───── PROVIDED RECORDS
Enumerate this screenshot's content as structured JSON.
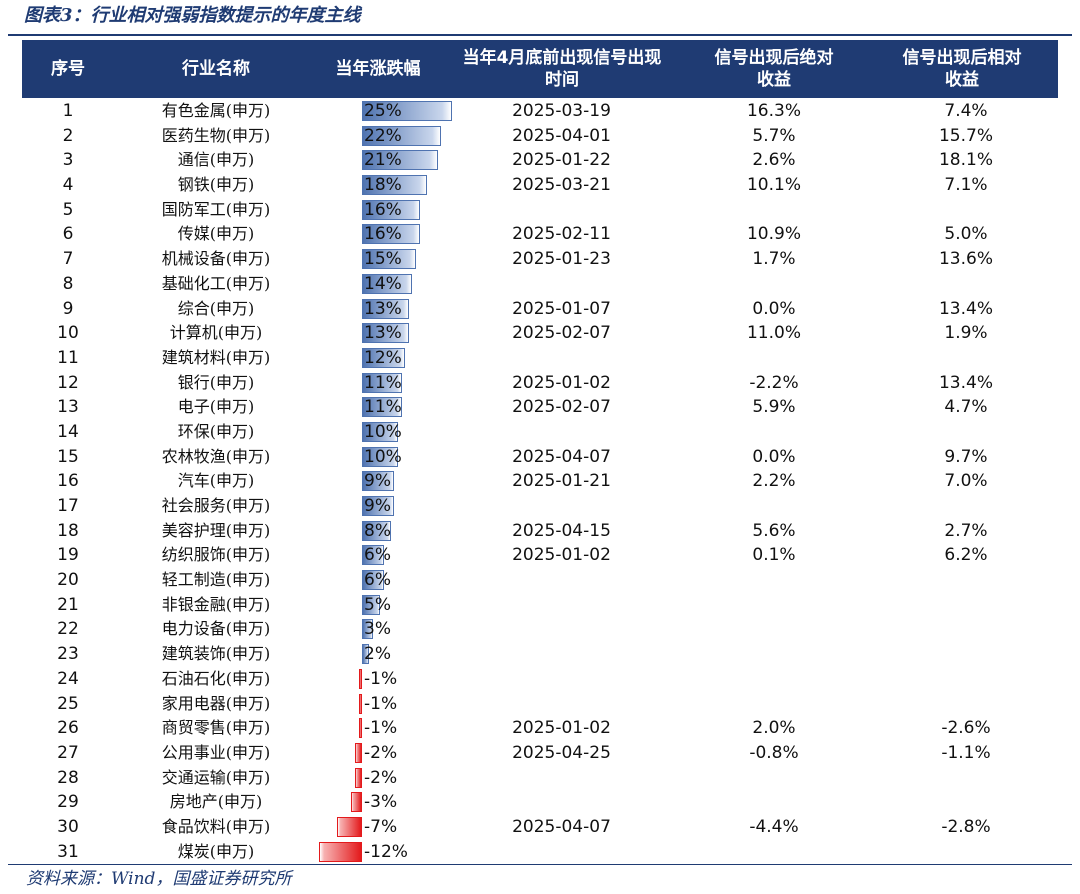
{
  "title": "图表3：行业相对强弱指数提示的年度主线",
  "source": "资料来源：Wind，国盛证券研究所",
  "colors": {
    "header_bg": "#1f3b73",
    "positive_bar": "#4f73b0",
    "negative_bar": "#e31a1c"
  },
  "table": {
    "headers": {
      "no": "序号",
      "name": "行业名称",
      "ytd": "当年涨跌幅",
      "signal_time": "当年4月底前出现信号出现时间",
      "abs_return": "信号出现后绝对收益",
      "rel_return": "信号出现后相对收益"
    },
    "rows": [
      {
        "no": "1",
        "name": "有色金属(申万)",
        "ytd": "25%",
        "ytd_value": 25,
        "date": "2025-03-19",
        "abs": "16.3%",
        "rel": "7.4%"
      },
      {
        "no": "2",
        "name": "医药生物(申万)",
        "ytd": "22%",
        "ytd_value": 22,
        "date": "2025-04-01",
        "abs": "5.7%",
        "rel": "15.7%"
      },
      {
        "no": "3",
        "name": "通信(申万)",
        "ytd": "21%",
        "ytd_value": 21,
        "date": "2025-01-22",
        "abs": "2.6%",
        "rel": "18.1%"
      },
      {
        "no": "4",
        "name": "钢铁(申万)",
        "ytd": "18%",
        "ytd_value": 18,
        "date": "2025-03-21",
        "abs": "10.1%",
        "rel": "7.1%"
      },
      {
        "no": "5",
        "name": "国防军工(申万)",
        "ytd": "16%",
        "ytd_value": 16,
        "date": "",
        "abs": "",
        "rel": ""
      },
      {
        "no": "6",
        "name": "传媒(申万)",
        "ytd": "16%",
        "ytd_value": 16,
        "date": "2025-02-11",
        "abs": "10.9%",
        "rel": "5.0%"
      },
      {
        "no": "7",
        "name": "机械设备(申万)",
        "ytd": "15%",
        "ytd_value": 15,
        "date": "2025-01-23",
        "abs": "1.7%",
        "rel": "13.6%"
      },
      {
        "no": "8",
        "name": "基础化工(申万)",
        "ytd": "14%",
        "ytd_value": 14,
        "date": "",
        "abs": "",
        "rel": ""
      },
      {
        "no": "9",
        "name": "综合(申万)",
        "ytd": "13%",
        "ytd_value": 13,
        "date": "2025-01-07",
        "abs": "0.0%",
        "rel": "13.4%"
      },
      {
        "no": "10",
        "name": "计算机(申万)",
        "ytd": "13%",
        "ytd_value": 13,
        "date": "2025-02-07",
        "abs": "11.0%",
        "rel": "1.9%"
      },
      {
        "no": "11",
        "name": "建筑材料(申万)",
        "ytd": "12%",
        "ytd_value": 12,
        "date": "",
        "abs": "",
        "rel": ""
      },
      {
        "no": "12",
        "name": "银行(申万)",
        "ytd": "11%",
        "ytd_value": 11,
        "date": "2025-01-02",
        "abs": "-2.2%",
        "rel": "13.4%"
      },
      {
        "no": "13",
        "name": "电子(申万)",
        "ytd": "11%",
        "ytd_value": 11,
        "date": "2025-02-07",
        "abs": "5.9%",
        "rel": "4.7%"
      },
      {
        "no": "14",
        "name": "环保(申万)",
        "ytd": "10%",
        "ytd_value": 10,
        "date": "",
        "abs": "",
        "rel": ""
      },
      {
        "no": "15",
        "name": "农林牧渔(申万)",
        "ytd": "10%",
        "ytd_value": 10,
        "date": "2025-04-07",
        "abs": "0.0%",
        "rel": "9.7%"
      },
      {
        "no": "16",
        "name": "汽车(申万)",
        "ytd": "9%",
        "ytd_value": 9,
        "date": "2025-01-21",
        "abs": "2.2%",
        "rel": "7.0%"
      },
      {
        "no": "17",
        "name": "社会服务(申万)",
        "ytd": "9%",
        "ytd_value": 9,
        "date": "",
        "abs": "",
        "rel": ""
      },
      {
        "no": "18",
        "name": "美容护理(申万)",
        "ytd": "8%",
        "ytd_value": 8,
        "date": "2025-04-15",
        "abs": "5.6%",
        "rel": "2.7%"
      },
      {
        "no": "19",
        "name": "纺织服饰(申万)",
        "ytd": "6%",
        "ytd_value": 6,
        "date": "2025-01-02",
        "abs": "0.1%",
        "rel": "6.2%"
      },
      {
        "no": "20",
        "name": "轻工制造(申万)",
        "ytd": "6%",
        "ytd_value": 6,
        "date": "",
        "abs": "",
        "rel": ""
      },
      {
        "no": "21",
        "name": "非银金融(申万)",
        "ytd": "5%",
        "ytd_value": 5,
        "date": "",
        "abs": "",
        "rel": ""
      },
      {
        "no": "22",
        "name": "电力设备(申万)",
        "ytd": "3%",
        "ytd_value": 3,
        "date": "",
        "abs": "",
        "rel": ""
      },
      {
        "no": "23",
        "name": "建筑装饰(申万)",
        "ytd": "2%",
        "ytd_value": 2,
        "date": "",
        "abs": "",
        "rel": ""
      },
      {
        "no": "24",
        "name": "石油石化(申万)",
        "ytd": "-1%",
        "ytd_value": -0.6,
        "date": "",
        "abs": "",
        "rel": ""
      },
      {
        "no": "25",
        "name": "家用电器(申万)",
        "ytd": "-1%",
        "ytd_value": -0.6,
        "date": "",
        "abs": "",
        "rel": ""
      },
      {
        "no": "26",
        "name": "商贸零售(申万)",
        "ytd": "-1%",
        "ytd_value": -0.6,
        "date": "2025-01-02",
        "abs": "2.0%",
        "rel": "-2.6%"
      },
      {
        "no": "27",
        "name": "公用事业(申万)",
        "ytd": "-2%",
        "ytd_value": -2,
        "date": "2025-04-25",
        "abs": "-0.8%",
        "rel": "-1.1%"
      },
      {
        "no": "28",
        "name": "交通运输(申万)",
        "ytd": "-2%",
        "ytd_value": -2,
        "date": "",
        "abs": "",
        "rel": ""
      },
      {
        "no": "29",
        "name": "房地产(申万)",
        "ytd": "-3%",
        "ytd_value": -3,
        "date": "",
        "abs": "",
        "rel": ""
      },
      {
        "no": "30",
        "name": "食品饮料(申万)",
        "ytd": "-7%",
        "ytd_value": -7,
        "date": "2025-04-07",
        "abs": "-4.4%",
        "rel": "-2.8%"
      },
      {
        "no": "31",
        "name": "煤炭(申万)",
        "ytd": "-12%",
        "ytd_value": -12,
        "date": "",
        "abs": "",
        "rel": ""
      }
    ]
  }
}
──────────
§ AIM
Quote in full the listing given above; the images are to be left out.

§ RESPONSE TO THIS TASK
Enumerate this screenshot's content as structured JSON.
{
  "title": "图表3：行业相对强弱指数提示的年度主线",
  "source": "资料来源：Wind，国盛证券研究所",
  "colors": {
    "header_bg": "#1f3b73",
    "positive_bar": "#4f73b0",
    "negative_bar": "#e31a1c"
  },
  "table": {
    "headers": {
      "no": "序号",
      "name": "行业名称",
      "ytd": "当年涨跌幅",
      "signal_time": "当年4月底前出现信号出现时间",
      "abs_return": "信号出现后绝对收益",
      "rel_return": "信号出现后相对收益"
    },
    "rows": [
      {
        "no": "1",
        "name": "有色金属(申万)",
        "ytd": "25%",
        "ytd_value": 25,
        "date": "2025-03-19",
        "abs": "16.3%",
        "rel": "7.4%"
      },
      {
        "no": "2",
        "name": "医药生物(申万)",
        "ytd": "22%",
        "ytd_value": 22,
        "date": "2025-04-01",
        "abs": "5.7%",
        "rel": "15.7%"
      },
      {
        "no": "3",
        "name": "通信(申万)",
        "ytd": "21%",
        "ytd_value": 21,
        "date": "2025-01-22",
        "abs": "2.6%",
        "rel": "18.1%"
      },
      {
        "no": "4",
        "name": "钢铁(申万)",
        "ytd": "18%",
        "ytd_value": 18,
        "date": "2025-03-21",
        "abs": "10.1%",
        "rel": "7.1%"
      },
      {
        "no": "5",
        "name": "国防军工(申万)",
        "ytd": "16%",
        "ytd_value": 16,
        "date": "",
        "abs": "",
        "rel": ""
      },
      {
        "no": "6",
        "name": "传媒(申万)",
        "ytd": "16%",
        "ytd_value": 16,
        "date": "2025-02-11",
        "abs": "10.9%",
        "rel": "5.0%"
      },
      {
        "no": "7",
        "name": "机械设备(申万)",
        "ytd": "15%",
        "ytd_value": 15,
        "date": "2025-01-23",
        "abs": "1.7%",
        "rel": "13.6%"
      },
      {
        "no": "8",
        "name": "基础化工(申万)",
        "ytd": "14%",
        "ytd_value": 14,
        "date": "",
        "abs": "",
        "rel": ""
      },
      {
        "no": "9",
        "name": "综合(申万)",
        "ytd": "13%",
        "ytd_value": 13,
        "date": "2025-01-07",
        "abs": "0.0%",
        "rel": "13.4%"
      },
      {
        "no": "10",
        "name": "计算机(申万)",
        "ytd": "13%",
        "ytd_value": 13,
        "date": "2025-02-07",
        "abs": "11.0%",
        "rel": "1.9%"
      },
      {
        "no": "11",
        "name": "建筑材料(申万)",
        "ytd": "12%",
        "ytd_value": 12,
        "date": "",
        "abs": "",
        "rel": ""
      },
      {
        "no": "12",
        "name": "银行(申万)",
        "ytd": "11%",
        "ytd_value": 11,
        "date": "2025-01-02",
        "abs": "-2.2%",
        "rel": "13.4%"
      },
      {
        "no": "13",
        "name": "电子(申万)",
        "ytd": "11%",
        "ytd_value": 11,
        "date": "2025-02-07",
        "abs": "5.9%",
        "rel": "4.7%"
      },
      {
        "no": "14",
        "name": "环保(申万)",
        "ytd": "10%",
        "ytd_value": 10,
        "date": "",
        "abs": "",
        "rel": ""
      },
      {
        "no": "15",
        "name": "农林牧渔(申万)",
        "ytd": "10%",
        "ytd_value": 10,
        "date": "2025-04-07",
        "abs": "0.0%",
        "rel": "9.7%"
      },
      {
        "no": "16",
        "name": "汽车(申万)",
        "ytd": "9%",
        "ytd_value": 9,
        "date": "2025-01-21",
        "abs": "2.2%",
        "rel": "7.0%"
      },
      {
        "no": "17",
        "name": "社会服务(申万)",
        "ytd": "9%",
        "ytd_value": 9,
        "date": "",
        "abs": "",
        "rel": ""
      },
      {
        "no": "18",
        "name": "美容护理(申万)",
        "ytd": "8%",
        "ytd_value": 8,
        "date": "2025-04-15",
        "abs": "5.6%",
        "rel": "2.7%"
      },
      {
        "no": "19",
        "name": "纺织服饰(申万)",
        "ytd": "6%",
        "ytd_value": 6,
        "date": "2025-01-02",
        "abs": "0.1%",
        "rel": "6.2%"
      },
      {
        "no": "20",
        "name": "轻工制造(申万)",
        "ytd": "6%",
        "ytd_value": 6,
        "date": "",
        "abs": "",
        "rel": ""
      },
      {
        "no": "21",
        "name": "非银金融(申万)",
        "ytd": "5%",
        "ytd_value": 5,
        "date": "",
        "abs": "",
        "rel": ""
      },
      {
        "no": "22",
        "name": "电力设备(申万)",
        "ytd": "3%",
        "ytd_value": 3,
        "date": "",
        "abs": "",
        "rel": ""
      },
      {
        "no": "23",
        "name": "建筑装饰(申万)",
        "ytd": "2%",
        "ytd_value": 2,
        "date": "",
        "abs": "",
        "rel": ""
      },
      {
        "no": "24",
        "name": "石油石化(申万)",
        "ytd": "-1%",
        "ytd_value": -0.6,
        "date": "",
        "abs": "",
        "rel": ""
      },
      {
        "no": "25",
        "name": "家用电器(申万)",
        "ytd": "-1%",
        "ytd_value": -0.6,
        "date": "",
        "abs": "",
        "rel": ""
      },
      {
        "no": "26",
        "name": "商贸零售(申万)",
        "ytd": "-1%",
        "ytd_value": -0.6,
        "date": "2025-01-02",
        "abs": "2.0%",
        "rel": "-2.6%"
      },
      {
        "no": "27",
        "name": "公用事业(申万)",
        "ytd": "-2%",
        "ytd_value": -2,
        "date": "2025-04-25",
        "abs": "-0.8%",
        "rel": "-1.1%"
      },
      {
        "no": "28",
        "name": "交通运输(申万)",
        "ytd": "-2%",
        "ytd_value": -2,
        "date": "",
        "abs": "",
        "rel": ""
      },
      {
        "no": "29",
        "name": "房地产(申万)",
        "ytd": "-3%",
        "ytd_value": -3,
        "date": "",
        "abs": "",
        "rel": ""
      },
      {
        "no": "30",
        "name": "食品饮料(申万)",
        "ytd": "-7%",
        "ytd_value": -7,
        "date": "2025-04-07",
        "abs": "-4.4%",
        "rel": "-2.8%"
      },
      {
        "no": "31",
        "name": "煤炭(申万)",
        "ytd": "-12%",
        "ytd_value": -12,
        "date": "",
        "abs": "",
        "rel": ""
      }
    ]
  }
}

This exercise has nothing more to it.